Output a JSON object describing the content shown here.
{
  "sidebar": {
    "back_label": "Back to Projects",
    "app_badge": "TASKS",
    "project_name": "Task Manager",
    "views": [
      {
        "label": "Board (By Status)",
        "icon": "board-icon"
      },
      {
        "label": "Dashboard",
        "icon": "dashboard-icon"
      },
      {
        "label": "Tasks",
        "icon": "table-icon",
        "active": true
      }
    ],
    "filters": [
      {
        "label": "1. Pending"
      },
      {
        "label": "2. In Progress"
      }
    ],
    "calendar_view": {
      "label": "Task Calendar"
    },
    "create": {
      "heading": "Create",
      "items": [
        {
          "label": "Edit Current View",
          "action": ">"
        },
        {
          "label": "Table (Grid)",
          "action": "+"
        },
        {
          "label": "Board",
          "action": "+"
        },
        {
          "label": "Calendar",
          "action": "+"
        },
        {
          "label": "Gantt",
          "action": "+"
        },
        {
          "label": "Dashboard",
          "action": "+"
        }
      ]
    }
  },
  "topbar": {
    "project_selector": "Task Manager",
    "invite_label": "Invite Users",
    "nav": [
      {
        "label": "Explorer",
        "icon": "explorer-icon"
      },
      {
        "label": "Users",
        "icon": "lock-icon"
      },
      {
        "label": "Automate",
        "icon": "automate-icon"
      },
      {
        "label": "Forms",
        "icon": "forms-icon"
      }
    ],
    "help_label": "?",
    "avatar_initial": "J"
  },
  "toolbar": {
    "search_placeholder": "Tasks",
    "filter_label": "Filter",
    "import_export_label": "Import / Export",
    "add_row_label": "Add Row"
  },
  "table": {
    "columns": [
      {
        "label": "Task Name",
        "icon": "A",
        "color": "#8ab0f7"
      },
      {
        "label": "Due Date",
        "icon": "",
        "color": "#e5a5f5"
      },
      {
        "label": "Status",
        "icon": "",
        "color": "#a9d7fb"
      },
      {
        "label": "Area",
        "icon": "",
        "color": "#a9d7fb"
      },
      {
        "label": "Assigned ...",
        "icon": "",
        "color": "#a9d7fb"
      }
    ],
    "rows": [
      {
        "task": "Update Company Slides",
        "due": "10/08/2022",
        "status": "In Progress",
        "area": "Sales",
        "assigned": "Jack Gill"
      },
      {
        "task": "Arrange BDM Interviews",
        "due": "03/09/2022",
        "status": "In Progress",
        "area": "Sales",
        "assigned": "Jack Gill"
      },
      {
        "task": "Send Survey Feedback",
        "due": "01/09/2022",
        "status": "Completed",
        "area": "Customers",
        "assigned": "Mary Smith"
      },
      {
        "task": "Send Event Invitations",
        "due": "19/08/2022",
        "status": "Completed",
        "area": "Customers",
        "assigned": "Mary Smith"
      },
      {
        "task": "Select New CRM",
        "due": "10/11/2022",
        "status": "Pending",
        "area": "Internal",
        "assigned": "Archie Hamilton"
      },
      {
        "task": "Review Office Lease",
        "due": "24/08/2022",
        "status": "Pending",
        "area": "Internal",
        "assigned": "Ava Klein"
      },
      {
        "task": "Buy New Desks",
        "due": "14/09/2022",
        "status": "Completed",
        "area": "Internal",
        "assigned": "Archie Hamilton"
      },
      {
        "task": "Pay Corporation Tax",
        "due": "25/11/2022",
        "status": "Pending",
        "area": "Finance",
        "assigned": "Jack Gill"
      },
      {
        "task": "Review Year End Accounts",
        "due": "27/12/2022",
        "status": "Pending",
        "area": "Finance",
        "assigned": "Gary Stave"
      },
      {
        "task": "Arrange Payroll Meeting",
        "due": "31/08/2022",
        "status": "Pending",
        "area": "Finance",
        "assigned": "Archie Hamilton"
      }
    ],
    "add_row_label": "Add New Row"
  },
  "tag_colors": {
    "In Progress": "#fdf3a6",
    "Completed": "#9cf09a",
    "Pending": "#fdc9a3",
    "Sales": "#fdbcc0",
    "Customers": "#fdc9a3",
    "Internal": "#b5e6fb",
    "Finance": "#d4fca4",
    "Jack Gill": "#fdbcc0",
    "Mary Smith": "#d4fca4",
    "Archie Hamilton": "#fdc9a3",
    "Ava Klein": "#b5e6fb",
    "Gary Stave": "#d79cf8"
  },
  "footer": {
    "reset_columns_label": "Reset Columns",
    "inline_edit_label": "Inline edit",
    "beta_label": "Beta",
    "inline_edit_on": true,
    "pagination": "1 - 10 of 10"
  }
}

━━━━━━━━

## STATED GOAL
Locate all lines that include the word "Send" and copy them out.

## SOLUTION FOR THIS PROBLEM
        "task": "Send Survey Feedback",
        "task": "Send Event Invitations",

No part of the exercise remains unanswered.